--- Start of Given records ---

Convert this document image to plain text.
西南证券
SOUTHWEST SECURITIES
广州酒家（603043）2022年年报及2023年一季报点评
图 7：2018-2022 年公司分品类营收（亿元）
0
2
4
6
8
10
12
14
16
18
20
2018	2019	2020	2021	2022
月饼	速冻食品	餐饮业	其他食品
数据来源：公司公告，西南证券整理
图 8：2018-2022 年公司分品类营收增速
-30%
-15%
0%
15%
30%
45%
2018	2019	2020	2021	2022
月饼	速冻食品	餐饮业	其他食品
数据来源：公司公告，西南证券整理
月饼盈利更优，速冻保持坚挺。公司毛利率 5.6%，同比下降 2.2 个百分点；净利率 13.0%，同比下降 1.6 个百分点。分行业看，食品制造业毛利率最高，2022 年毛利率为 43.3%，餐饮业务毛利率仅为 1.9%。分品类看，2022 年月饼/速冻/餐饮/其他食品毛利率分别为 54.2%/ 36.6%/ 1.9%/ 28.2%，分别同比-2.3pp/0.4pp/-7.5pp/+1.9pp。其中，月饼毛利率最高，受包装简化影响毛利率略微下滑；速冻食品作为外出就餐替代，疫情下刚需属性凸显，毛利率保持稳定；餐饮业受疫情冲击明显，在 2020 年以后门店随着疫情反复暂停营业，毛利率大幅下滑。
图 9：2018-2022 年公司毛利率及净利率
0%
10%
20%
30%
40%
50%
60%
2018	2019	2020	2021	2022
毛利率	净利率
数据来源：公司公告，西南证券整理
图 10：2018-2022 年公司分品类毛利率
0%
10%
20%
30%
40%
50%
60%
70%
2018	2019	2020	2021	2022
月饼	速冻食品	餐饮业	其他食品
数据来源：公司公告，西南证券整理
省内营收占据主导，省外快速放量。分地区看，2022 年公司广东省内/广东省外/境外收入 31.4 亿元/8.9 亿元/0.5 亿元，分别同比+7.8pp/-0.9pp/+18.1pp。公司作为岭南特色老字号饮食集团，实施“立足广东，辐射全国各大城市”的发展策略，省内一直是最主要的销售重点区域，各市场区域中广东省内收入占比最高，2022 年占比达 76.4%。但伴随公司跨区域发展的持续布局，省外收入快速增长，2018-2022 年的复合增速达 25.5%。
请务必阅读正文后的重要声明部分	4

--- End of Given records ---

■ Direction
Write the listing out again, exactly as shown above.

■ Correct answer
Convert this document image to plain text.
西南证券
SOUTHWEST SECURITIES
广州酒家（603043）2022年年报及2023年一季报点评
图 7：2018-2022 年公司分品类营收（亿元）
0
2
4
6
8
10
12
14
16
18
20
2018	2019	2020	2021	2022
月饼	速冻食品	餐饮业	其他食品
数据来源：公司公告，西南证券整理
图 8：2018-2022 年公司分品类营收增速
-30%
-15%
0%
15%
30%
45%
2018	2019	2020	2021	2022
月饼	速冻食品	餐饮业	其他食品
数据来源：公司公告，西南证券整理
月饼盈利更优，速冻保持坚挺。公司毛利率 5.6%，同比下降 2.2 个百分点；净利率 13.0%，同比下降 1.6 个百分点。分行业看，食品制造业毛利率最高，2022 年毛利率为 43.3%，餐饮业务毛利率仅为 1.9%。分品类看，2022 年月饼/速冻/餐饮/其他食品毛利率分别为 54.2%/ 36.6%/ 1.9%/ 28.2%，分别同比-2.3pp/0.4pp/-7.5pp/+1.9pp。其中，月饼毛利率最高，受包装简化影响毛利率略微下滑；速冻食品作为外出就餐替代，疫情下刚需属性凸显，毛利率保持稳定；餐饮业受疫情冲击明显，在 2020 年以后门店随着疫情反复暂停营业，毛利率大幅下滑。
图 9：2018-2022 年公司毛利率及净利率
0%
10%
20%
30%
40%
50%
60%
2018	2019	2020	2021	2022
毛利率	净利率
数据来源：公司公告，西南证券整理
图 10：2018-2022 年公司分品类毛利率
0%
10%
20%
30%
40%
50%
60%
70%
2018	2019	2020	2021	2022
月饼	速冻食品	餐饮业	其他食品
数据来源：公司公告，西南证券整理
省内营收占据主导，省外快速放量。分地区看，2022 年公司广东省内/广东省外/境外收入 31.4 亿元/8.9 亿元/0.5 亿元，分别同比+7.8pp/-0.9pp/+18.1pp。公司作为岭南特色老字号饮食集团，实施“立足广东，辐射全国各大城市”的发展策略，省内一直是最主要的销售重点区域，各市场区域中广东省内收入占比最高，2022 年占比达 76.4%。但伴随公司跨区域发展的持续布局，省外收入快速增长，2018-2022 年的复合增速达 25.5%。
请务必阅读正文后的重要声明部分	4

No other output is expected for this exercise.